Written task: Copy every line of the records below that holds the word "Video".

BEGIN Material provided

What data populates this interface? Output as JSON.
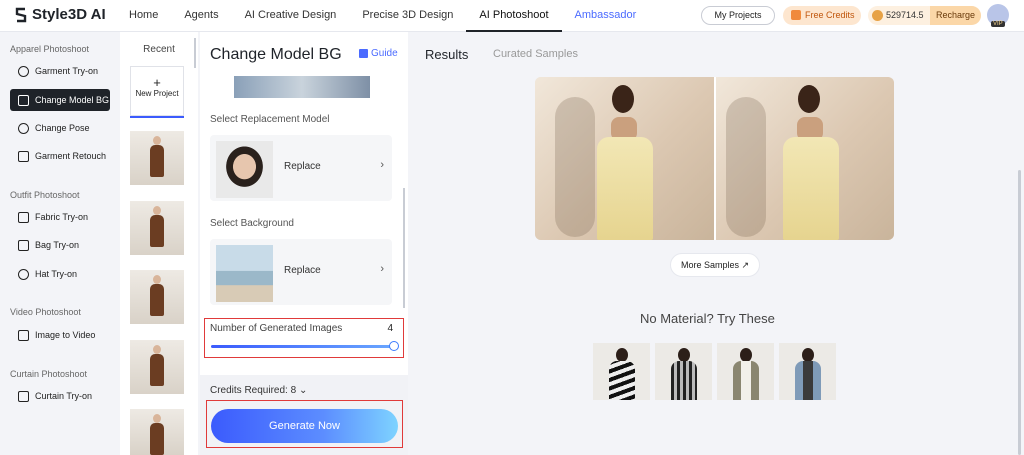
{
  "app": {
    "brand": "Style3D AI"
  },
  "nav": {
    "items": [
      "Home",
      "Agents",
      "AI Creative Design",
      "Precise 3D Design",
      "AI Photoshoot",
      "Ambassador"
    ],
    "active_index": 4
  },
  "header": {
    "my_projects": "My Projects",
    "free_credits": "Free Credits",
    "balance": "529714.5",
    "recharge": "Recharge",
    "vip": "VIP"
  },
  "sidebar": {
    "sections": [
      {
        "title": "Apparel Photoshoot",
        "items": [
          "Garment Try-on",
          "Change Model BG",
          "Change Pose",
          "Garment Retouch"
        ]
      },
      {
        "title": "Outfit Photoshoot",
        "items": [
          "Fabric Try-on",
          "Bag Try-on",
          "Hat Try-on"
        ]
      },
      {
        "title": "Video Photoshoot",
        "items": [
          "Image to Video"
        ]
      },
      {
        "title": "Curtain Photoshoot",
        "items": [
          "Curtain Try-on"
        ]
      }
    ],
    "active_item": "Change Model BG"
  },
  "recent": {
    "title": "Recent",
    "new_project_icon": "+",
    "new_project": "New Project"
  },
  "panel": {
    "title": "Change Model BG",
    "guide": "Guide",
    "select_model_label": "Select Replacement Model",
    "replace_model": "Replace",
    "select_background_label": "Select Background",
    "replace_background": "Replace",
    "chevron": "›",
    "num_images_label": "Number of Generated Images",
    "num_images_value": "4",
    "slider_fraction": 1.0,
    "credits_required": "Credits Required: 8",
    "credits_chevron": "⌄",
    "generate_button": "Generate Now"
  },
  "results": {
    "tab_results": "Results",
    "tab_curated": "Curated Samples",
    "more_samples": "More Samples",
    "more_samples_icon": "↗",
    "no_material": "No Material? Try These"
  },
  "colors": {
    "accent": "#3b5bfd",
    "highlight_box": "#e03a3a",
    "ambassador": "#4b6bff"
  }
}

END Material provided

Correct response:
        "title": "Video Photoshoot",
          "Image to Video"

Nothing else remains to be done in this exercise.